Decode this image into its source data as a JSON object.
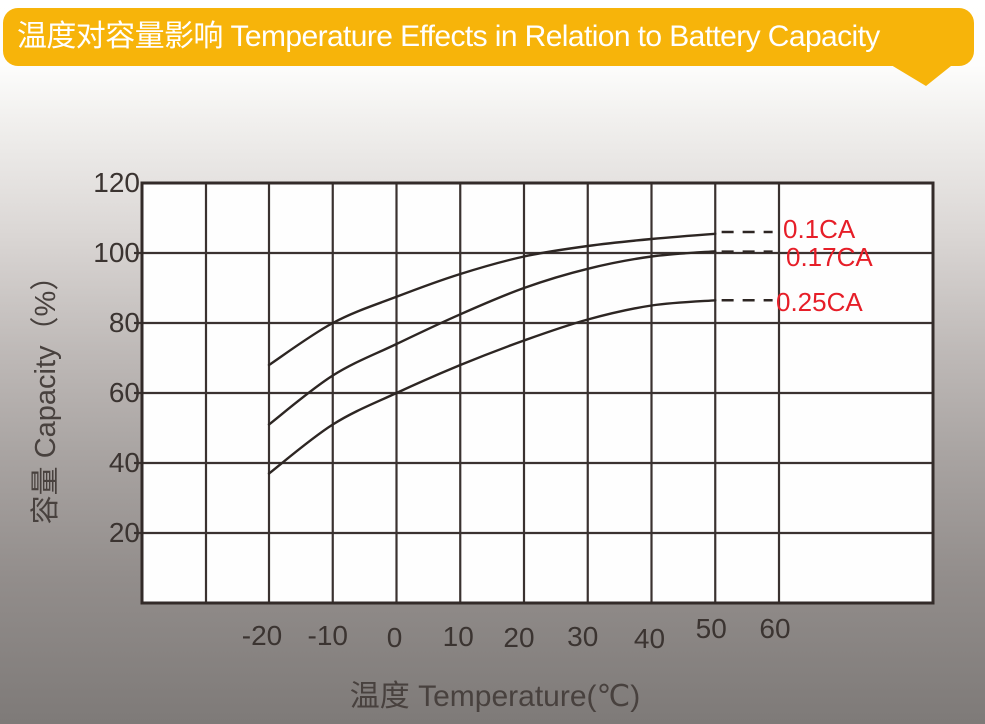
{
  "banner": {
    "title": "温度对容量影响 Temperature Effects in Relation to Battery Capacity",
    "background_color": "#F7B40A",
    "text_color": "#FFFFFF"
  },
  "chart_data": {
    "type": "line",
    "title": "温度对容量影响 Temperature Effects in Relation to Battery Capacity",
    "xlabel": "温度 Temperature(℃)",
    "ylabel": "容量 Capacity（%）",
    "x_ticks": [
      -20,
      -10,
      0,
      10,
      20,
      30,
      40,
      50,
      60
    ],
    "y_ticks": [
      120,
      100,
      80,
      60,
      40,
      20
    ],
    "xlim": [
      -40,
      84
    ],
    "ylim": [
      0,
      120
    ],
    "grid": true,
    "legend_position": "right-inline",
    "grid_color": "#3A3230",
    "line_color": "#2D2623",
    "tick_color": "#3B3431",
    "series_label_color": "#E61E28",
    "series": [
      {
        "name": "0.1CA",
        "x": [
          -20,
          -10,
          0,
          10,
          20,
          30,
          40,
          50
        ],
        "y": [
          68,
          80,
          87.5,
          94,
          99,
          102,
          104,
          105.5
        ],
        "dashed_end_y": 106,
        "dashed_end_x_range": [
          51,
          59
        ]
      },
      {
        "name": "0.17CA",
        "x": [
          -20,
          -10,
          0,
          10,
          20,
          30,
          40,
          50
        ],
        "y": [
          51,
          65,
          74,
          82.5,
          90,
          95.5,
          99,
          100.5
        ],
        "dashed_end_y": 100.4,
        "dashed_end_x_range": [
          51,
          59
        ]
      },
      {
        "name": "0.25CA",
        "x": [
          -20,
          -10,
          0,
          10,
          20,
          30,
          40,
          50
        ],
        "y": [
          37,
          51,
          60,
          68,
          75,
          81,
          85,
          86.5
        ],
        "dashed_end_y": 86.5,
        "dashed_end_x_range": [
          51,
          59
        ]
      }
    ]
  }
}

...

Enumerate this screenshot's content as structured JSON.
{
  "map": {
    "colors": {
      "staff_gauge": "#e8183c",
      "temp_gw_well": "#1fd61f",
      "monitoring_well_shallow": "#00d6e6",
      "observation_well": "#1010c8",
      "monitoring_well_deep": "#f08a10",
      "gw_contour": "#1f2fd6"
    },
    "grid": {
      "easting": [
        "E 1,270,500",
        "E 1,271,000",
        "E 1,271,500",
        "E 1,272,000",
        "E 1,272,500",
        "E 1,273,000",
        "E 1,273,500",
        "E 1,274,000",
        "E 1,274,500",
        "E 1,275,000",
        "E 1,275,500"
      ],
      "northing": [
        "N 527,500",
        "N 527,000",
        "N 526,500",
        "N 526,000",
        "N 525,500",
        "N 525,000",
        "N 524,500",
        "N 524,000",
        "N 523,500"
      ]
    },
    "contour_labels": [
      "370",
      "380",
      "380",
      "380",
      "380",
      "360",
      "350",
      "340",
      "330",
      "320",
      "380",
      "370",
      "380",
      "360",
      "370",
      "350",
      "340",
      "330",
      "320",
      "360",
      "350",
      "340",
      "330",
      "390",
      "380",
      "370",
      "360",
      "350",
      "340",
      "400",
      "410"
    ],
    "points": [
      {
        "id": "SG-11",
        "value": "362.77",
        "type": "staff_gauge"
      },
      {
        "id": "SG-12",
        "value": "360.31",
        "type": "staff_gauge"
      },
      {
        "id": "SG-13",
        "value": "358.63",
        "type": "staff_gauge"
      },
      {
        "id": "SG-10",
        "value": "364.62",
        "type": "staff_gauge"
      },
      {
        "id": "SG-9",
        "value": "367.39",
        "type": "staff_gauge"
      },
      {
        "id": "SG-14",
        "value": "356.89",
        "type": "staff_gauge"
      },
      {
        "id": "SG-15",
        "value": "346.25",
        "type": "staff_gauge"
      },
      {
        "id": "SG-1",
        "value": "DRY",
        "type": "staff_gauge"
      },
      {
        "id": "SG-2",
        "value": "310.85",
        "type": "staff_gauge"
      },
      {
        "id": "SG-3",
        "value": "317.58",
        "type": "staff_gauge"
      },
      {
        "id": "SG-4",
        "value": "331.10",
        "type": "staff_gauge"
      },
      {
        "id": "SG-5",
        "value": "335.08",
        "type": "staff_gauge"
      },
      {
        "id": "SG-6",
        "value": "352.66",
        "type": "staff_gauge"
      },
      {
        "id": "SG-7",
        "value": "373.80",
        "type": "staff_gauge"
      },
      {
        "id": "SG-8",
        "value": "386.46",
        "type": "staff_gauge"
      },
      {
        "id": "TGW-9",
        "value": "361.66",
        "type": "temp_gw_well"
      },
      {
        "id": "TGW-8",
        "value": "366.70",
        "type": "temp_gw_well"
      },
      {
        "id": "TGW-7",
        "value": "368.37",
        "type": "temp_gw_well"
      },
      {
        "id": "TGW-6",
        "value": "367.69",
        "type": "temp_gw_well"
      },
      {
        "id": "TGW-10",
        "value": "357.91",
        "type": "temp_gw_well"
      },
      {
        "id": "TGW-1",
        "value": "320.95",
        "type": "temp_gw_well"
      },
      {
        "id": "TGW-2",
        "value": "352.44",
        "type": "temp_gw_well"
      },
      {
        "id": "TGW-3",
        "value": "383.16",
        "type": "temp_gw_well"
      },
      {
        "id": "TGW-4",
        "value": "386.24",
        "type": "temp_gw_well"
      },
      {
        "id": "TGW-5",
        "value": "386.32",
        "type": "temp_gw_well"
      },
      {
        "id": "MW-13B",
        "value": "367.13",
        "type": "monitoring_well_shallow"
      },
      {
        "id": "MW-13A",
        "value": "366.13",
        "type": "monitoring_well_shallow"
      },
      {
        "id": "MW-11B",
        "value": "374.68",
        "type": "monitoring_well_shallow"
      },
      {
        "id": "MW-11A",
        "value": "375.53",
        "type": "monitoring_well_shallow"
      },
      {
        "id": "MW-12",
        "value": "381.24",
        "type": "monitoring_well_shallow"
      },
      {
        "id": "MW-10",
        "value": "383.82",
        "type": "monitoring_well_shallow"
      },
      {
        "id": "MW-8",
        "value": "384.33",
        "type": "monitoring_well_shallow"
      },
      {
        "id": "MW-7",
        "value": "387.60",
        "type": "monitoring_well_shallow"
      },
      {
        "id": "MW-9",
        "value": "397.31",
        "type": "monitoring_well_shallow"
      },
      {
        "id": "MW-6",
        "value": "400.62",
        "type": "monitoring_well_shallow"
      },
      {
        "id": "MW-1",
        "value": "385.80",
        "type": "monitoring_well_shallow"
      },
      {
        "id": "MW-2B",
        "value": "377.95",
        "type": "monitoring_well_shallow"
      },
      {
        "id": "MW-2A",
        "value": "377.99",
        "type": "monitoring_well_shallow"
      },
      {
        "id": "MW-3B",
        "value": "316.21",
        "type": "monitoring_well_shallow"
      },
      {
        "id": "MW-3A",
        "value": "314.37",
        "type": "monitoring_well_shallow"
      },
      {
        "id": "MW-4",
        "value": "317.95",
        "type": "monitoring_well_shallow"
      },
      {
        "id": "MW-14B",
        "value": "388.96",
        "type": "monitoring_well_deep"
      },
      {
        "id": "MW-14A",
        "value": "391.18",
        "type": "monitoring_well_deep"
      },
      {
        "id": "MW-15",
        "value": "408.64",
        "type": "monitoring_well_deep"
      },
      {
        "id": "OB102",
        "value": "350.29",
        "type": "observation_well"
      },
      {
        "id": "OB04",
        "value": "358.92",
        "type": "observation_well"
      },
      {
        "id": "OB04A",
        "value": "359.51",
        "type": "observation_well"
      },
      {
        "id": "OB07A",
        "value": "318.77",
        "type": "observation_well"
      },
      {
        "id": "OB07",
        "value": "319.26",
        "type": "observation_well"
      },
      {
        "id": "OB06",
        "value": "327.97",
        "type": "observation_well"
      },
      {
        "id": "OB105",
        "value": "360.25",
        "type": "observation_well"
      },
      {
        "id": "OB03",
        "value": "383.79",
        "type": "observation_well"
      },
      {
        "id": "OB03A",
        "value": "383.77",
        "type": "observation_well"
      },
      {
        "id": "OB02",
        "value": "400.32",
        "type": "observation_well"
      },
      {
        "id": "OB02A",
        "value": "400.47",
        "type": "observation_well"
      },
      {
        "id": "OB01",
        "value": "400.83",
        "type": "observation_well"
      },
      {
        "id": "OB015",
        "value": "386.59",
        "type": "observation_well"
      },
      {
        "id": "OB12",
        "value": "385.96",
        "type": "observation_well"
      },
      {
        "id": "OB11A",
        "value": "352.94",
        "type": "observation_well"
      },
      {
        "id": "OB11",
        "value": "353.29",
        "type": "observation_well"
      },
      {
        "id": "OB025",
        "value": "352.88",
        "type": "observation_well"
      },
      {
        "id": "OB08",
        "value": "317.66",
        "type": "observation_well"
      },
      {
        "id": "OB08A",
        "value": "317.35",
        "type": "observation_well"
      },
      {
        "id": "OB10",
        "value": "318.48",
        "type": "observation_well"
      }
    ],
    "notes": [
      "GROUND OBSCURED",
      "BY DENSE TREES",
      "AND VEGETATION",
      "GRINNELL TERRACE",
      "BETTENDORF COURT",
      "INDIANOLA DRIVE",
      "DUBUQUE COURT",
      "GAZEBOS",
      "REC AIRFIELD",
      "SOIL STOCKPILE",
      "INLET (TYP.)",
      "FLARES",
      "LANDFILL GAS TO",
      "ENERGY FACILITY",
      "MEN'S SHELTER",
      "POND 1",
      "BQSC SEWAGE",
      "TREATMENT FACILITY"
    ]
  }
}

EXERCISE GOAL | Filter the records above and return every line that holds the word "this".

EXPECTED ANSWER |
Decode this image into its source data as a JSON object.
Enumerate this screenshot's content as structured JSON.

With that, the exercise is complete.